_Entries supplied_:
━━━━━━━━━━━━━━━━

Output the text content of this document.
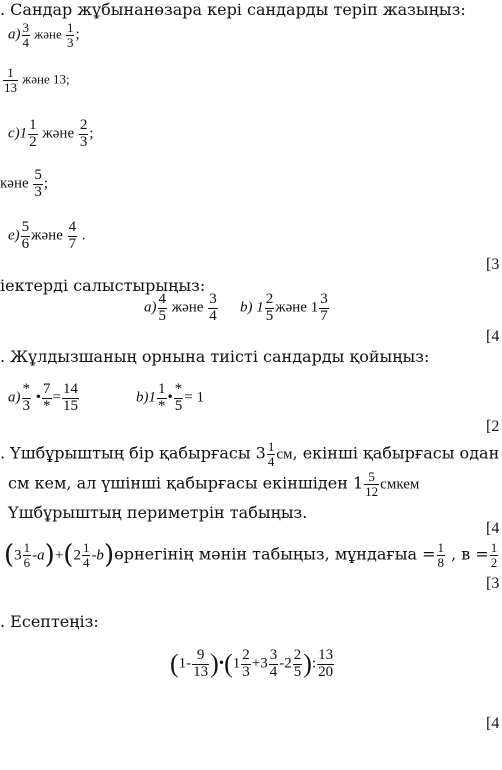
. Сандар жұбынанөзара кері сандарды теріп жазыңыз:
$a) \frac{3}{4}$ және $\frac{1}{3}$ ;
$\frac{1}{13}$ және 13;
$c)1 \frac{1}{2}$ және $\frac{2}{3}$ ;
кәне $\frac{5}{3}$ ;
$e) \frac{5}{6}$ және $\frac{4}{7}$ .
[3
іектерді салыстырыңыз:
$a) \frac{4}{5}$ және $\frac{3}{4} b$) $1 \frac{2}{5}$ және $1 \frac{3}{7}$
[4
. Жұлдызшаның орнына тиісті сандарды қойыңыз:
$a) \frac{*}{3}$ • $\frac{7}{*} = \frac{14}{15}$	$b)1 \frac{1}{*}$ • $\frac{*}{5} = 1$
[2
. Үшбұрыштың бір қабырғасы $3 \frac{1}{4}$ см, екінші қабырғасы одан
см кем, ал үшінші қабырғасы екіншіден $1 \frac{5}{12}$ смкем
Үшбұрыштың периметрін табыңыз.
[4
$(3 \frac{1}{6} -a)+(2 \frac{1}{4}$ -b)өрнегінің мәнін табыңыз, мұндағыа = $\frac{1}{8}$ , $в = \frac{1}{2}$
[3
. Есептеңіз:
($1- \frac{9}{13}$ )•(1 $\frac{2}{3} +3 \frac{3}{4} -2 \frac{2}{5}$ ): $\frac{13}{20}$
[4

━━━━━━━━━━━━━━━━

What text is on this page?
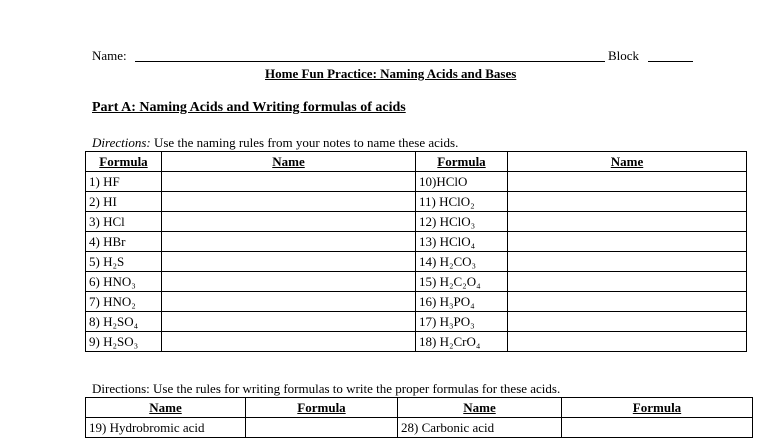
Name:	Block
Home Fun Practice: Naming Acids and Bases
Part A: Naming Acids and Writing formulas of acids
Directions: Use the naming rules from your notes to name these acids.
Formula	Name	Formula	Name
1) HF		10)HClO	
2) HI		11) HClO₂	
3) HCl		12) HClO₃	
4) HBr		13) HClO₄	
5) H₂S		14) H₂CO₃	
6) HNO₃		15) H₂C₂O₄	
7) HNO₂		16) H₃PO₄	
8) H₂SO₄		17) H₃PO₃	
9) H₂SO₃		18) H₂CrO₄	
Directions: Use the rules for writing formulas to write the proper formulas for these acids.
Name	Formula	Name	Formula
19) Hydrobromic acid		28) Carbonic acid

━━━━━━━━━━━━━━━━

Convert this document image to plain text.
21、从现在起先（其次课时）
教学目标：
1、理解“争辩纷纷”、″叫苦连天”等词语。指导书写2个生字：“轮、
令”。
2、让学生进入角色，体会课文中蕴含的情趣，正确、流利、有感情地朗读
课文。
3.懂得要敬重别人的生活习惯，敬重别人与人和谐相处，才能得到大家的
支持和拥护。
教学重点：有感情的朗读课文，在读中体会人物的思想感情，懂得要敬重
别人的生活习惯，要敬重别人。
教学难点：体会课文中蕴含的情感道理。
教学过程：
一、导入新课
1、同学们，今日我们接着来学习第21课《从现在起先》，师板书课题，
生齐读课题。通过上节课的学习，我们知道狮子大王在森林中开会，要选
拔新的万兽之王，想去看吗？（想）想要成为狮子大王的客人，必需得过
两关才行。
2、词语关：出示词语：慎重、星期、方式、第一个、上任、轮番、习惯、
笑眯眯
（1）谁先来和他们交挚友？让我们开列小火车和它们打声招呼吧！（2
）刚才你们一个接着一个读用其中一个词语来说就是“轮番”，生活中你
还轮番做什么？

━━━━━━━━━━━━━━━━

_Goal of the exercise_: Check each line above for the word "从现在起先" and copy the ones that have it.

_Correct result_:
21、从现在起先（其次课时）
1、同学们，今日我们接着来学习第21课《从现在起先》，师板书课题，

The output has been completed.